_Aim_. Find the word "Jakarta" in the data. Return every line where it appears.

BEGIN Provided material

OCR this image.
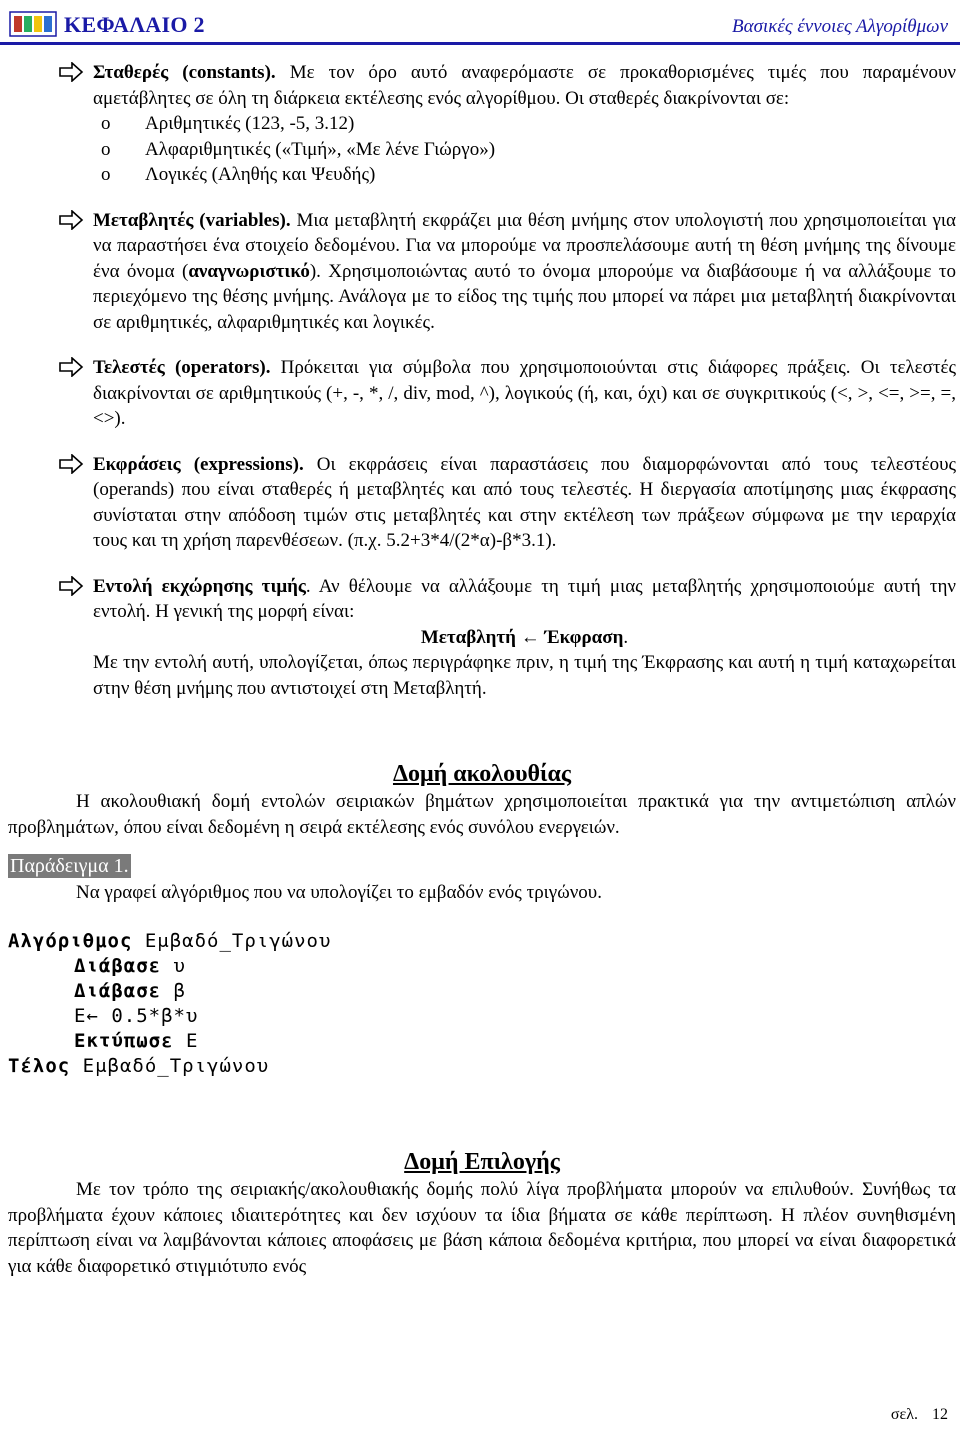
ΚΕΦΑΛΑΙΟ 2	Βασικές έννοιες Αλγορίθμων
Σταθερές (constants). Με τον όρο αυτό αναφερόμαστε σε προκαθορισμένες τιμές που παραμένουν αμετάβλητες σε όλη τη διάρκεια εκτέλεσης ενός αλγορίθμου. Οι σταθερές διακρίνονται σε:
o Αριθμητικές (123, -5, 3.12)
o Αλφαριθμητικές («Τιμή», «Με λένε Γιώργο»)
o Λογικές (Αληθής και Ψευδής)
Μεταβλητές (variables). Μια μεταβλητή εκφράζει μια θέση μνήμης στον υπολογιστή που χρησιμοποιείται για να παραστήσει ένα στοιχείο δεδομένου. Για να μπορούμε να προσπελάσουμε αυτή τη θέση μνήμης της δίνουμε ένα όνομα (αναγνωριστικό). Χρησιμοποιώντας αυτό το όνομα μπορούμε να διαβάσουμε ή να αλλάξουμε το περιεχόμενο της θέσης μνήμης. Ανάλογα με το είδος της τιμής που μπορεί να πάρει μια μεταβλητή διακρίνονται σε αριθμητικές, αλφαριθμητικές και λογικές.
Τελεστές (operators). Πρόκειται για σύμβολα που χρησιμοποιούνται στις διάφορες πράξεις. Οι τελεστές διακρίνονται σε αριθμητικούς (+, -, *, /, div, mod, ^), λογικούς (ή, και, όχι) και σε συγκριτικούς (<, >, <=, >=, =, <>).
Εκφράσεις (expressions). Οι εκφράσεις είναι παραστάσεις που διαμορφώνονται από τους τελεστέους (operands) που είναι σταθερές ή μεταβλητές και από τους τελεστές. Η διεργασία αποτίμησης μιας έκφρασης συνίσταται στην απόδοση τιμών στις μεταβλητές και στην εκτέλεση των πράξεων σύμφωνα με την ιεραρχία τους και τη χρήση παρενθέσεων. (π.χ. 5.2+3*4/(2*α)-β*3.1).
Εντολή εκχώρησης τιμής. Αν θέλουμε να αλλάξουμε τη τιμή μιας μεταβλητής χρησιμοποιούμε αυτή την εντολή. Η γενική της μορφή είναι:
Μεταβλητή ← Έκφραση.
Με την εντολή αυτή, υπολογίζεται, όπως περιγράφηκε πριν, η τιμή της Έκφρασης και αυτή η τιμή καταχωρείται στην θέση μνήμης που αντιστοιχεί στη Μεταβλητή.
Δομή ακολουθίας
Η ακολουθιακή δομή εντολών σειριακών βημάτων χρησιμοποιείται πρακτικά για την αντιμετώπιση απλών προβλημάτων, όπου είναι δεδομένη η σειρά εκτέλεσης ενός συνόλου ενεργειών.
Παράδειγμα 1.
Να γραφεί αλγόριθμος που να υπολογίζει το εμβαδόν ενός τριγώνου.
Αλγόριθμος Εμβαδό_Τριγώνου
Διάβασε υ
Διάβασε β
Ε← 0.5*β*υ
Εκτύπωσε Ε
Τέλος Εμβαδό_Τριγώνου
Δομή Επιλογής
Με τον τρόπο της σειριακής/ακολουθιακής δομής πολύ λίγα προβλήματα μπορούν να επιλυθούν. Συνήθως τα προβλήματα έχουν κάποιες ιδιαιτερότητες και δεν ισχύουν τα ίδια βήματα σε κάθε περίπτωση. Η πλέον συνηθισμένη περίπτωση είναι να λαμβάνονται κάποιες αποφάσεις με βάση κάποια δεδομένα κριτήρια, που μπορεί να είναι διαφορετικά για κάθε διαφορετικό στιγμιότυπο ενός
σελ. 12
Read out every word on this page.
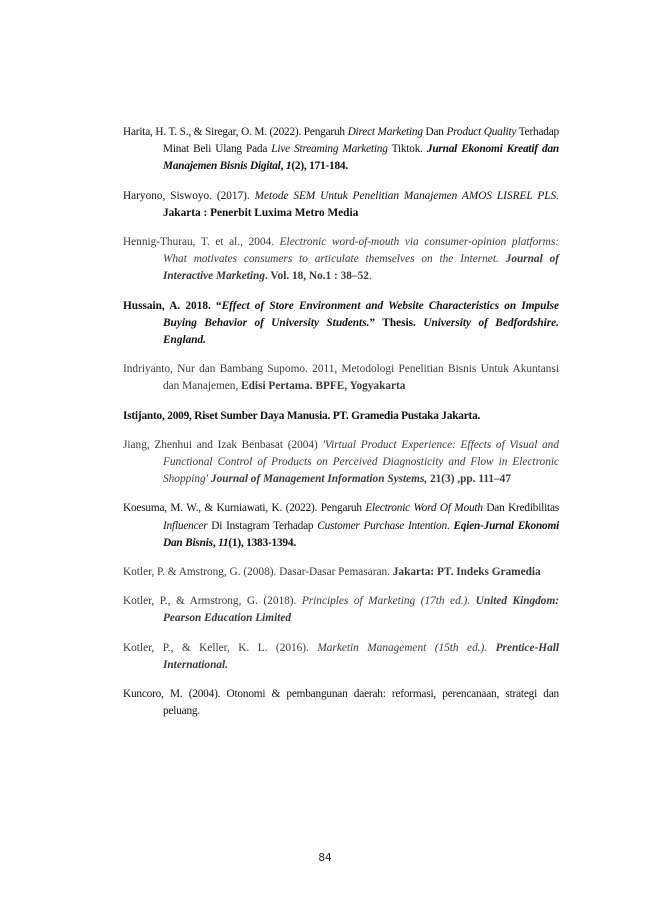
Harita, H. T. S., & Siregar, O. M. (2022). Pengaruh Direct Marketing Dan Product Quality Terhadap Minat Beli Ulang Pada Live Streaming Marketing Tiktok. Jurnal Ekonomi Kreatif dan Manajemen Bisnis Digital, 1(2), 171-184.

Haryono, Siswoyo. (2017). Metode SEM Untuk Penelitian Manajemen AMOS LISREL PLS. Jakarta : Penerbit Luxima Metro Media

Hennig-Thurau, T. et al., 2004. Electronic word-of-mouth via consumer-opinion platforms: What motivates consumers to articulate themselves on the Internet. Journal of Interactive Marketing. Vol. 18, No.1 : 38–52.

Hussain, A. 2018. “Effect of Store Environment and Website Characteristics on Impulse Buying Behavior of University Students.” Thesis. University of Bedfordshire. England.

Indriyanto, Nur dan Bambang Supomo. 2011, Metodologi Penelitian Bisnis Untuk Akuntansi dan Manajemen, Edisi Pertama. BPFE, Yogyakarta

Istijanto, 2009, Riset Sumber Daya Manusia. PT. Gramedia Pustaka Jakarta.

Jiang, Zhenhui and Izak Benbasat (2004) 'Virtual Product Experience: Effects of Visual and Functional Control of Products on Perceived Diagnosticity and Flow in Electronic Shopping' Journal of Management Information Systems, 21(3) ,pp. 111–47

Koesuma, M. W., & Kurniawati, K. (2022). Pengaruh Electronic Word Of Mouth Dan Kredibilitas Influencer Di Instagram Terhadap Customer Purchase Intention. Eqien-Jurnal Ekonomi Dan Bisnis, 11(1), 1383-1394.

Kotler, P. & Amstrong, G. (2008). Dasar-Dasar Pemasaran. Jakarta: PT. Indeks Gramedia

Kotler, P., & Armstrong, G. (2018). Principles of Marketing (17th ed.). United Kingdom: Pearson Education Limited

Kotler, P., & Keller, K. L. (2016). Marketin Management (15th ed.). Prentice-Hall International.

Kuncoro, M. (2004). Otonomi & pembangunan daerah: reformasi, perencanaan, strategi dan peluang.

84
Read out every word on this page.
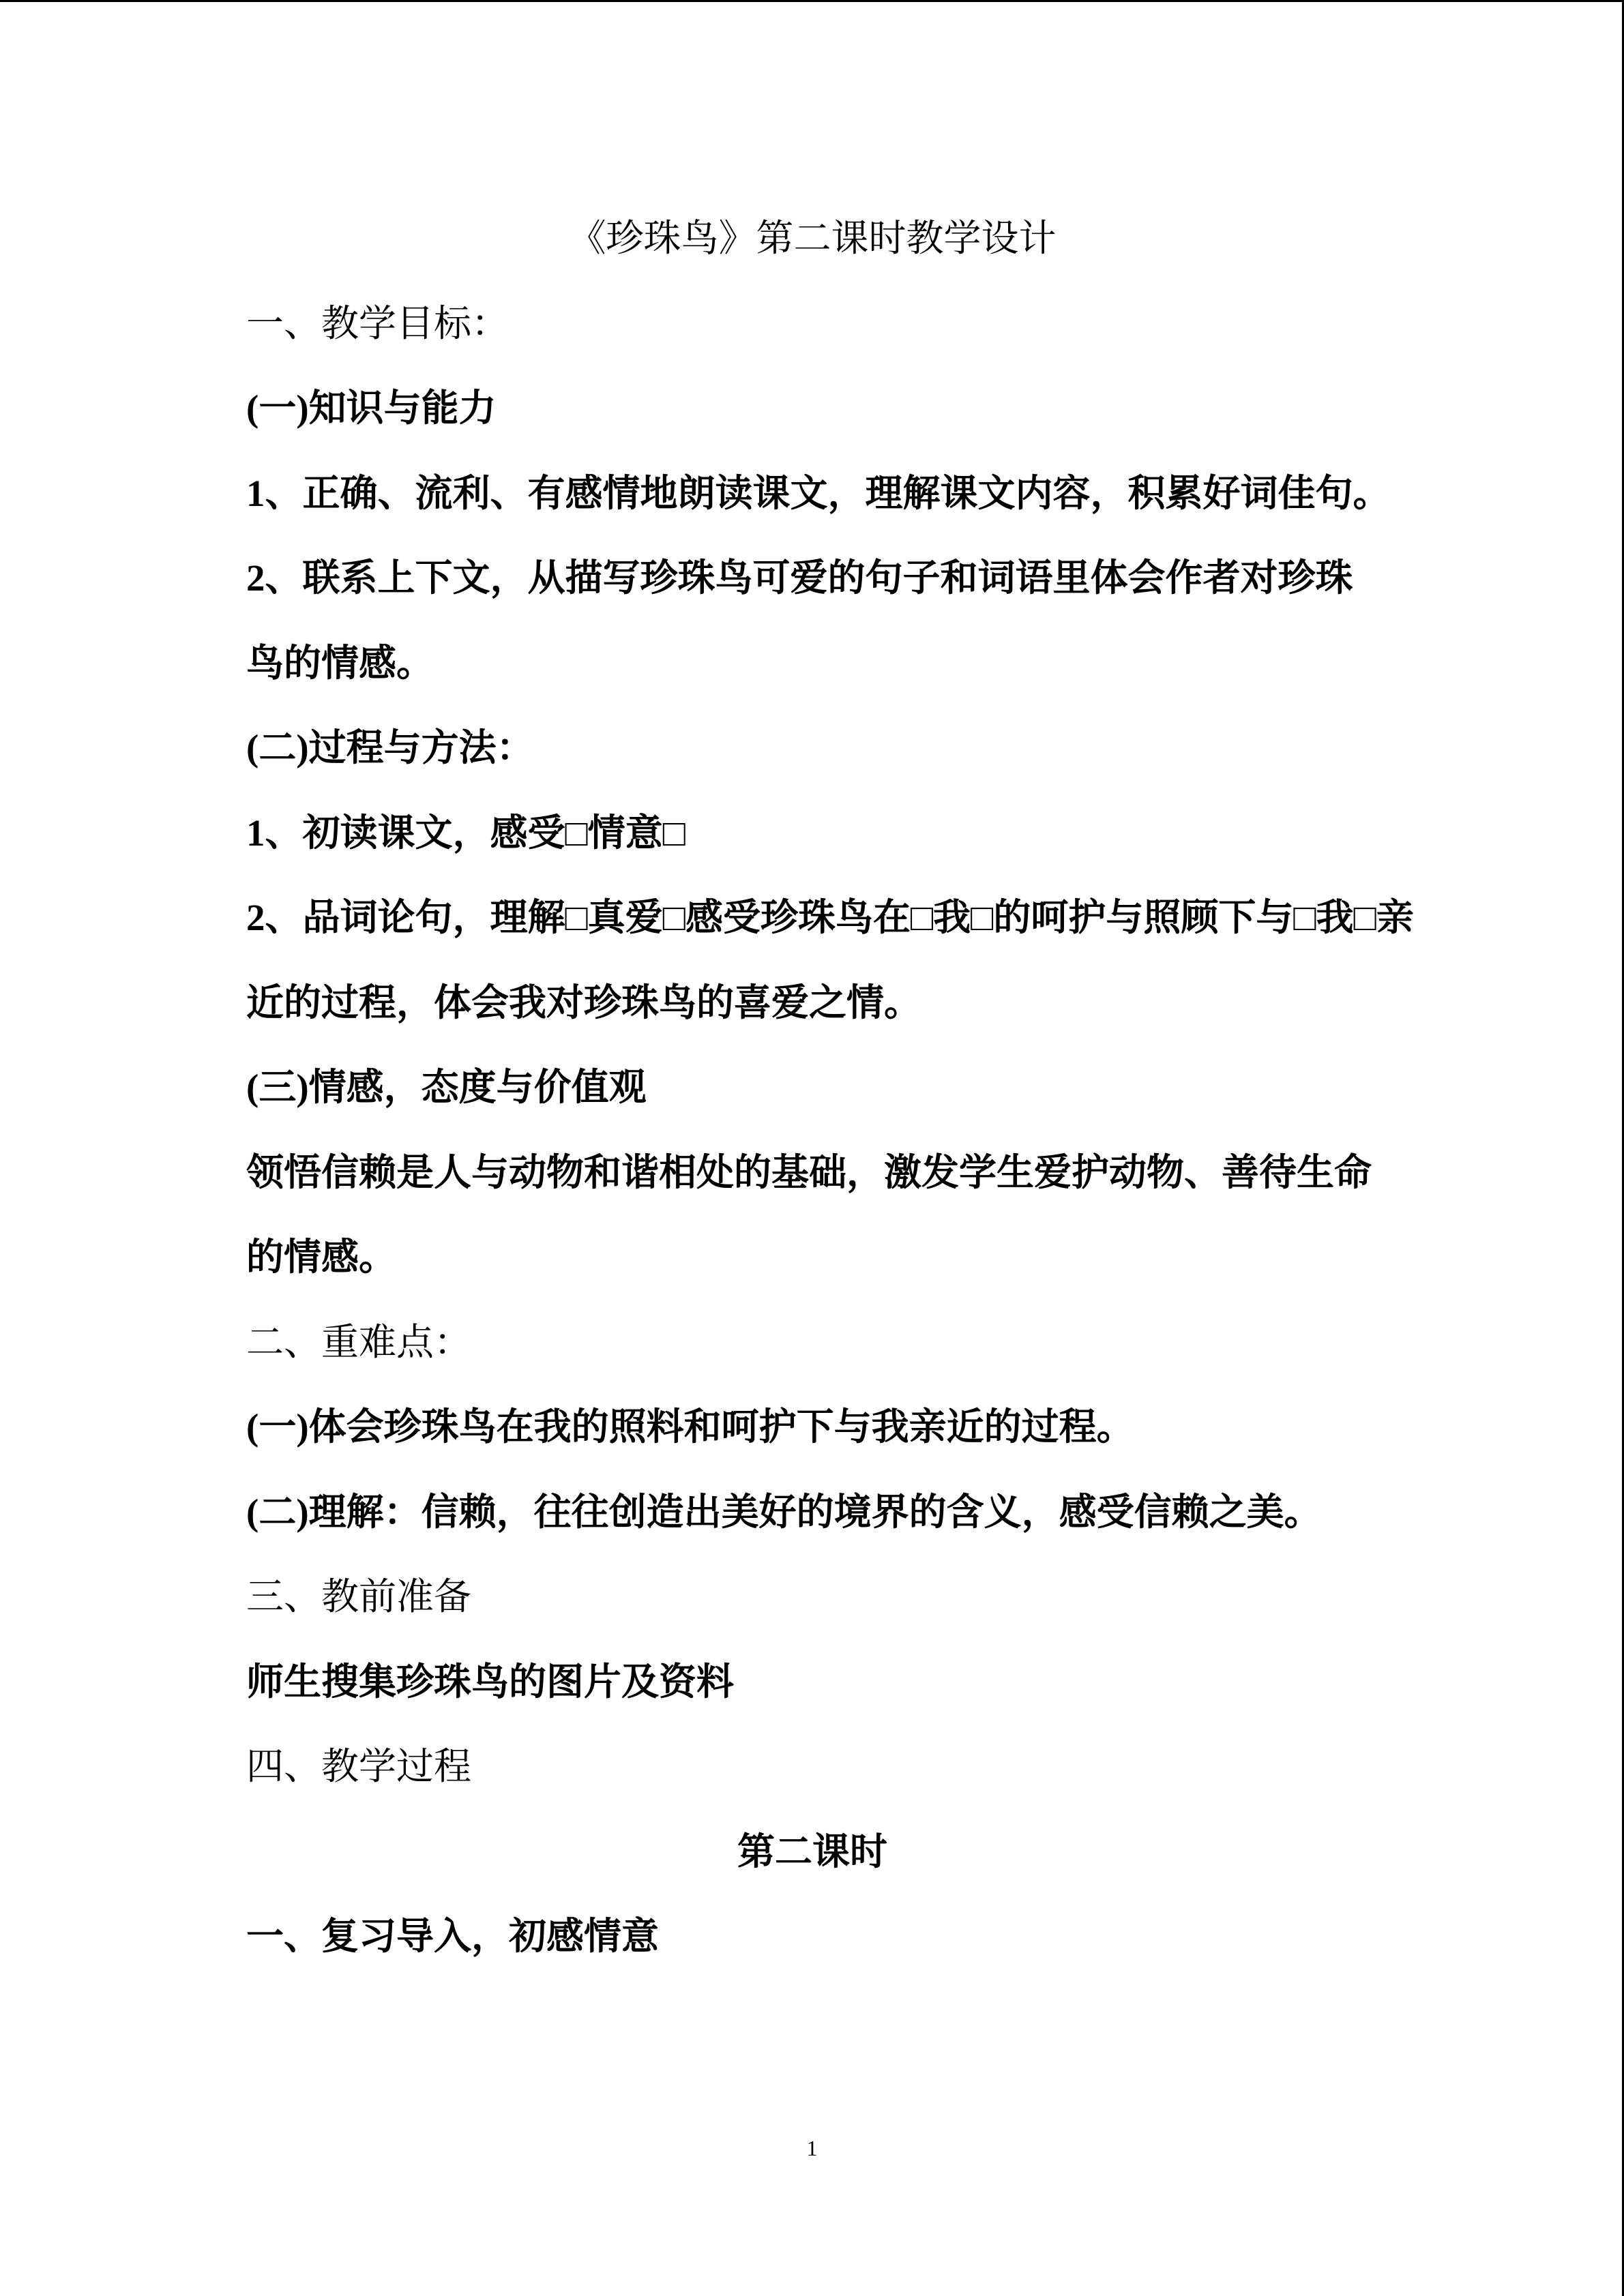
《珍珠鸟》第二课时教学设计
一、教学目标：
(一)知识与能力
1、正确、流利、有感情地朗读课文，理解课文内容，积累好词佳句。
2、联系上下文，从描写珍珠鸟可爱的句子和词语里体会作者对珍珠
鸟的情感。
(二)过程与方法：
1、初读课文，感受□情意□
2、品词论句，理解□真爱□感受珍珠鸟在□我□的呵护与照顾下与□我□亲
近的过程，体会我对珍珠鸟的喜爱之情。
(三)情感，态度与价值观
领悟信赖是人与动物和谐相处的基础，激发学生爱护动物、善待生命
的情感。
二、重难点：
(一)体会珍珠鸟在我的照料和呵护下与我亲近的过程。
(二)理解：信赖，往往创造出美好的境界的含义，感受信赖之美。
三、教前准备
师生搜集珍珠鸟的图片及资料
四、教学过程
第二课时
一、复习导入，初感情意
1
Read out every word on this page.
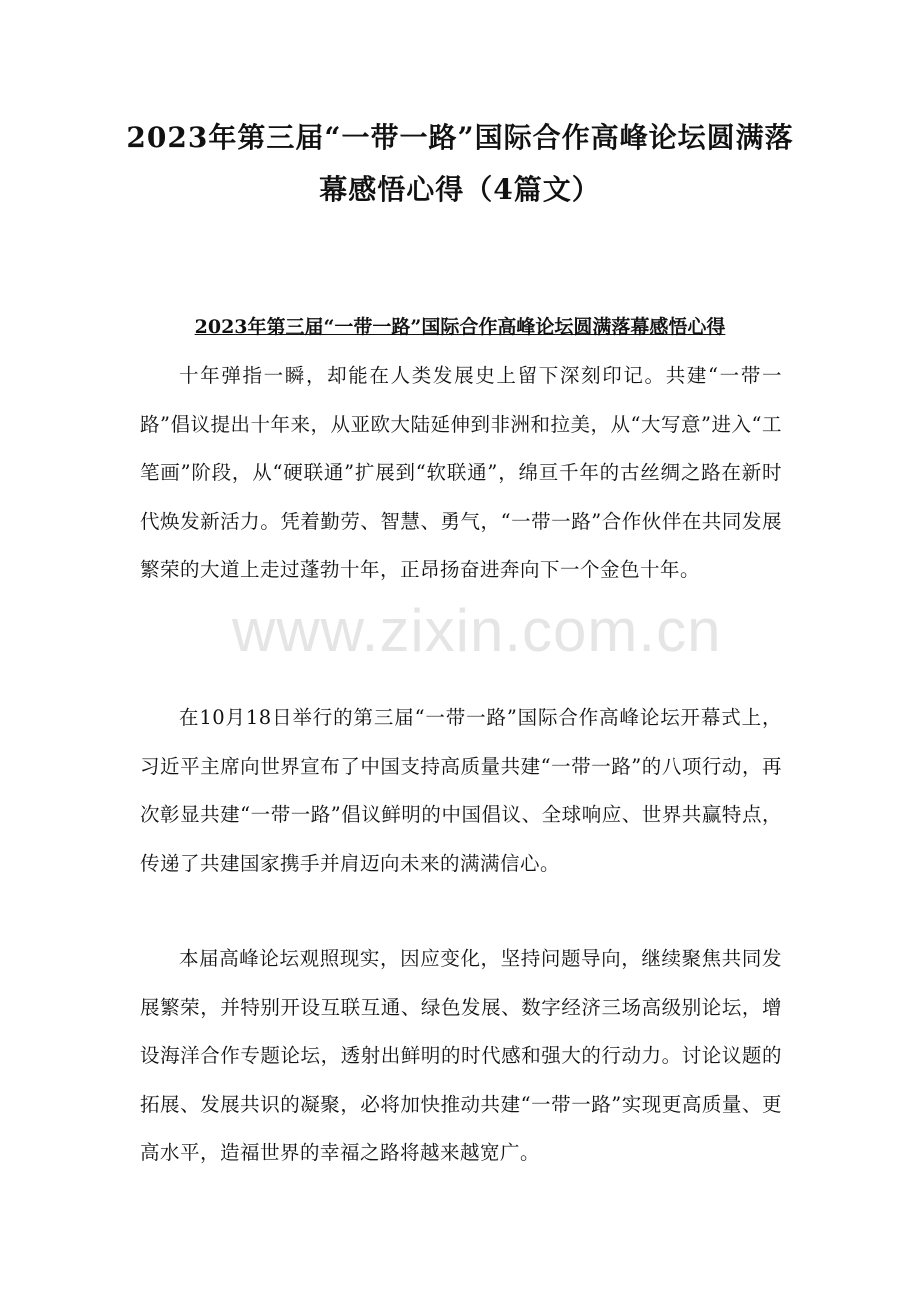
2023年第三届“一带一路”国际合作高峰论坛圆满落
幕感悟心得（4篇文）
2023年第三届“一带一路”国际合作高峰论坛圆满落幕感悟心得

十年弹指一瞬，却能在人类发展史上留下深刻印记。共建“一带一路”倡议提出十年来，从亚欧大陆延伸到非洲和拉美，从“大写意”进入“工笔画”阶段，从“硬联通”扩展到“软联通”，绵亘千年的古丝绸之路在新时代焕发新活力。凭着勤劳、智慧、勇气，“一带一路”合作伙伴在共同发展繁荣的大道上走过蓬勃十年，正昂扬奋进奔向下一个金色十年。

在10月18日举行的第三届“一带一路”国际合作高峰论坛开幕式上，习近平主席向世界宣布了中国支持高质量共建“一带一路”的八项行动，再次彰显共建“一带一路”倡议鲜明的中国倡议、全球响应、世界共赢特点，传递了共建国家携手并肩迈向未来的满满信心。

本届高峰论坛观照现实，因应变化，坚持问题导向，继续聚焦共同发展繁荣，并特别开设互联互通、绿色发展、数字经济三场高级别论坛，增设海洋合作专题论坛，透射出鲜明的时代感和强大的行动力。讨论议题的拓展、发展共识的凝聚，必将加快推动共建“一带一路”实现更高质量、更高水平，造福世界的幸福之路将越来越宽广。

www.zixin.com.cn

END Provided material

_Task solution_.
Haryono, Siswoyo. (2017). Metode SEM Untuk Penelitian Manajemen AMOS LISREL PLS. Jakarta : Penerbit Luxima Metro Media
Istijanto, 2009, Riset Sumber Daya Manusia. PT. Gramedia Pustaka Jakarta.
Kotler, P. & Amstrong, G. (2008). Dasar-Dasar Pemasaran. Jakarta: PT. Indeks Gramedia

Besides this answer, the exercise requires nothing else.